■ **INSTRUCTIONS FOR THE TASK**
Count how many lines hold the word "verified" and give that number as the whole answer.

Stored items:
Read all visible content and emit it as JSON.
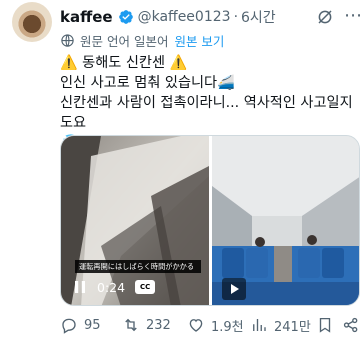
{
  "tweet": {
    "display_name": "kaffee",
    "handle": "@kaffee0123",
    "separator": "·",
    "time": "6시간",
    "translation_notice": "원문 언어 일본어",
    "show_original": "원본 보기",
    "text": "⚠️ 동해도 신칸센 ⚠️\n인신 사고로 멈춰 있습니다🚄\n신칸센과 사람이 접촉이라니... 역사적인 사고일지도요\n💦"
  },
  "video": {
    "caption": "運転再開にはしばらく時間がかかる",
    "time": "0:24",
    "cc_label": "CC"
  },
  "actions": {
    "replies": "95",
    "retweets": "232",
    "likes": "1.9천",
    "views": "241만"
  },
  "colors": {
    "verified": "#1d9bf0",
    "link": "#1d9bf0",
    "muted": "#536471",
    "text": "#0f1419"
  },
  "icons": [
    "verified-badge-icon",
    "grok-icon",
    "more-icon",
    "translate-icon",
    "pause-icon",
    "cc-icon",
    "play-icon",
    "reply-icon",
    "retweet-icon",
    "like-icon",
    "views-icon",
    "bookmark-icon",
    "share-icon"
  ]
}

■ **WORKED ANSWER**
2